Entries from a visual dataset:
#####

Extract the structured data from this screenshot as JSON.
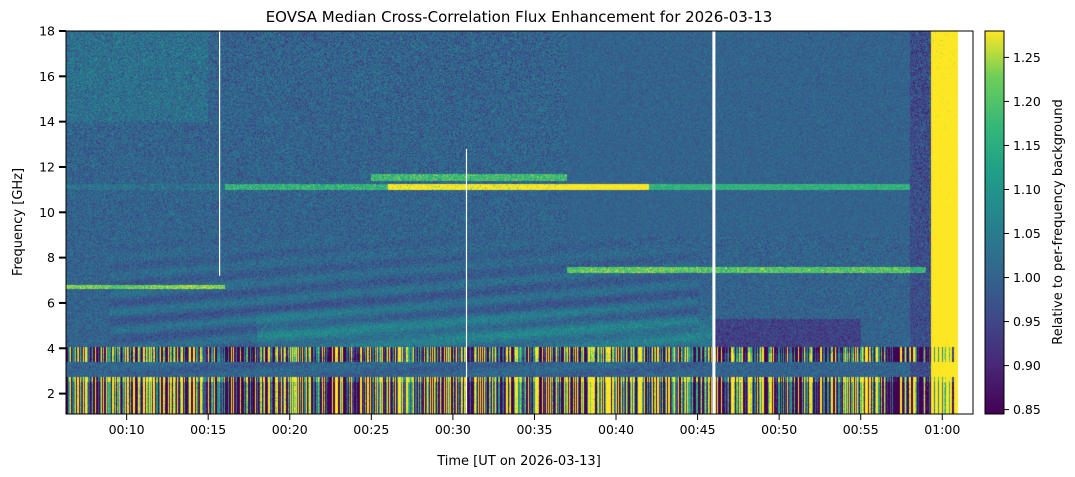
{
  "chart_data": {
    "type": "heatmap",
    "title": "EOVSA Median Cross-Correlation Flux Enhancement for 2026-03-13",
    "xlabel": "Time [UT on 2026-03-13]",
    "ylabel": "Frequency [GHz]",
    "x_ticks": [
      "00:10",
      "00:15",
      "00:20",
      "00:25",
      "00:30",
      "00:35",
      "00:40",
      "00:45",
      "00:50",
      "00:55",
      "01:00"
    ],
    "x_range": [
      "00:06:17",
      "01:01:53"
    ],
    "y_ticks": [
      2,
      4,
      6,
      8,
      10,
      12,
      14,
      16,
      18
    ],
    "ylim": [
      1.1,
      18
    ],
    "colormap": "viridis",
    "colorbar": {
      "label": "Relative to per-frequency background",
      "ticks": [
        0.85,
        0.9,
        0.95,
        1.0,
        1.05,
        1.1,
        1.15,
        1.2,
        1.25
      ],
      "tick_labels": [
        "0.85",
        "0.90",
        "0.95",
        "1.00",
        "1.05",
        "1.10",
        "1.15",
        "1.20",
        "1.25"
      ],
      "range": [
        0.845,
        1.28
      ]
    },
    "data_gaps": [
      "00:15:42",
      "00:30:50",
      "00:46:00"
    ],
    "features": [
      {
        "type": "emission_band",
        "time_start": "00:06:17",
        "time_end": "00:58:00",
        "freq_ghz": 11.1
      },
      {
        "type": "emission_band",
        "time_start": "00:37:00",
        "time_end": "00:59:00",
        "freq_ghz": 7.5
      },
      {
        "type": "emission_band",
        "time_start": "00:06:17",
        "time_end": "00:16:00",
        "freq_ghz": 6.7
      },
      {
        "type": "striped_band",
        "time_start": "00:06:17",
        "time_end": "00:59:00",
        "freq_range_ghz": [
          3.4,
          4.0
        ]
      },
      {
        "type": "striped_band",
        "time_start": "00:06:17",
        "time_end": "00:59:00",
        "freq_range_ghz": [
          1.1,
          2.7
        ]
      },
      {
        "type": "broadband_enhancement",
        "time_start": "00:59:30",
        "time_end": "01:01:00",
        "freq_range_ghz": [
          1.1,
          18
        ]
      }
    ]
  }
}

#####

#### Task directions:
Reproduce the material above in full, exactly, with no images.

#### Worked solution:
Extract the structured data from this screenshot as JSON.
{
  "chart_data": {
    "type": "heatmap",
    "title": "EOVSA Median Cross-Correlation Flux Enhancement for 2026-03-13",
    "xlabel": "Time [UT on 2026-03-13]",
    "ylabel": "Frequency [GHz]",
    "x_ticks": [
      "00:10",
      "00:15",
      "00:20",
      "00:25",
      "00:30",
      "00:35",
      "00:40",
      "00:45",
      "00:50",
      "00:55",
      "01:00"
    ],
    "x_range": [
      "00:06:17",
      "01:01:53"
    ],
    "y_ticks": [
      2,
      4,
      6,
      8,
      10,
      12,
      14,
      16,
      18
    ],
    "ylim": [
      1.1,
      18
    ],
    "colormap": "viridis",
    "colorbar": {
      "label": "Relative to per-frequency background",
      "ticks": [
        0.85,
        0.9,
        0.95,
        1.0,
        1.05,
        1.1,
        1.15,
        1.2,
        1.25
      ],
      "tick_labels": [
        "0.85",
        "0.90",
        "0.95",
        "1.00",
        "1.05",
        "1.10",
        "1.15",
        "1.20",
        "1.25"
      ],
      "range": [
        0.845,
        1.28
      ]
    },
    "data_gaps": [
      "00:15:42",
      "00:30:50",
      "00:46:00"
    ],
    "features": [
      {
        "type": "emission_band",
        "time_start": "00:06:17",
        "time_end": "00:58:00",
        "freq_ghz": 11.1
      },
      {
        "type": "emission_band",
        "time_start": "00:37:00",
        "time_end": "00:59:00",
        "freq_ghz": 7.5
      },
      {
        "type": "emission_band",
        "time_start": "00:06:17",
        "time_end": "00:16:00",
        "freq_ghz": 6.7
      },
      {
        "type": "striped_band",
        "time_start": "00:06:17",
        "time_end": "00:59:00",
        "freq_range_ghz": [
          3.4,
          4.0
        ]
      },
      {
        "type": "striped_band",
        "time_start": "00:06:17",
        "time_end": "00:59:00",
        "freq_range_ghz": [
          1.1,
          2.7
        ]
      },
      {
        "type": "broadband_enhancement",
        "time_start": "00:59:30",
        "time_end": "01:01:00",
        "freq_range_ghz": [
          1.1,
          18
        ]
      }
    ]
  }
}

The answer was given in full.